- [Objective]:
Check every line below for the word "предложение" and copy the ones that have it.

- [Material provided]:
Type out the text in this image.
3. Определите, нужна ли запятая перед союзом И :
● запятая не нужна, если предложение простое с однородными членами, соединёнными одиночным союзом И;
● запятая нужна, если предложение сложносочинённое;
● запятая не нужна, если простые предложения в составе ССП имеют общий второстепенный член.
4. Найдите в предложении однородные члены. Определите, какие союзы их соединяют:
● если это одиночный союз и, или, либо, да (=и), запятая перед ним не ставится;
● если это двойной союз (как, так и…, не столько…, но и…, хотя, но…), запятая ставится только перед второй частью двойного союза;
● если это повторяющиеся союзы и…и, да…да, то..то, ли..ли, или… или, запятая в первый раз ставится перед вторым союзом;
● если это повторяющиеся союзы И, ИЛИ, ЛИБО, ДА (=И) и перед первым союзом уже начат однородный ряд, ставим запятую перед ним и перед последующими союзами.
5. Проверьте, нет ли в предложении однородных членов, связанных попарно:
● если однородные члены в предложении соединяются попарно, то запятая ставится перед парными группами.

---

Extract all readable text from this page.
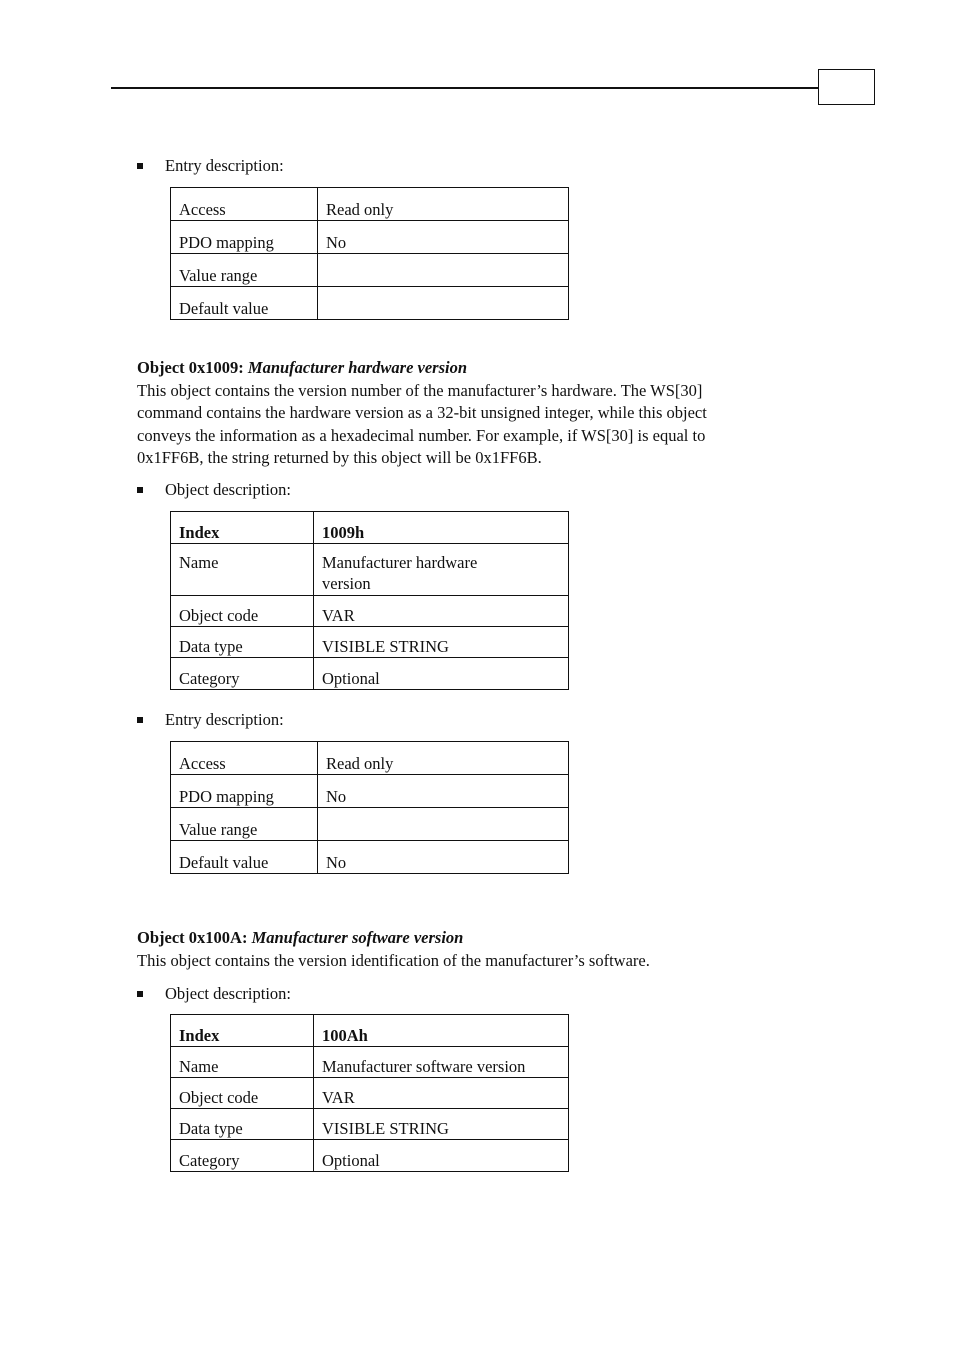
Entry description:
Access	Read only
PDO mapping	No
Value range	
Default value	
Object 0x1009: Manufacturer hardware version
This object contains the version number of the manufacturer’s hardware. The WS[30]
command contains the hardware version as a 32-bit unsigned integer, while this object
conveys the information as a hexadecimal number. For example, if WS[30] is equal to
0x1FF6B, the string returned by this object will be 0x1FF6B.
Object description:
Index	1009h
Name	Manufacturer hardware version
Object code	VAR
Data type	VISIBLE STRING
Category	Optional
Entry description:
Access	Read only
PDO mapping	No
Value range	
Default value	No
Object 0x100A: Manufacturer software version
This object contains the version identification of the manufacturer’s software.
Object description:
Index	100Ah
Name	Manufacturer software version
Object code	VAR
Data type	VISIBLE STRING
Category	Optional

- [Result below]:
● запятая не нужна, если предложение простое с однородными членами, соединёнными одиночным союзом И;
● запятая нужна, если предложение сложносочинённое;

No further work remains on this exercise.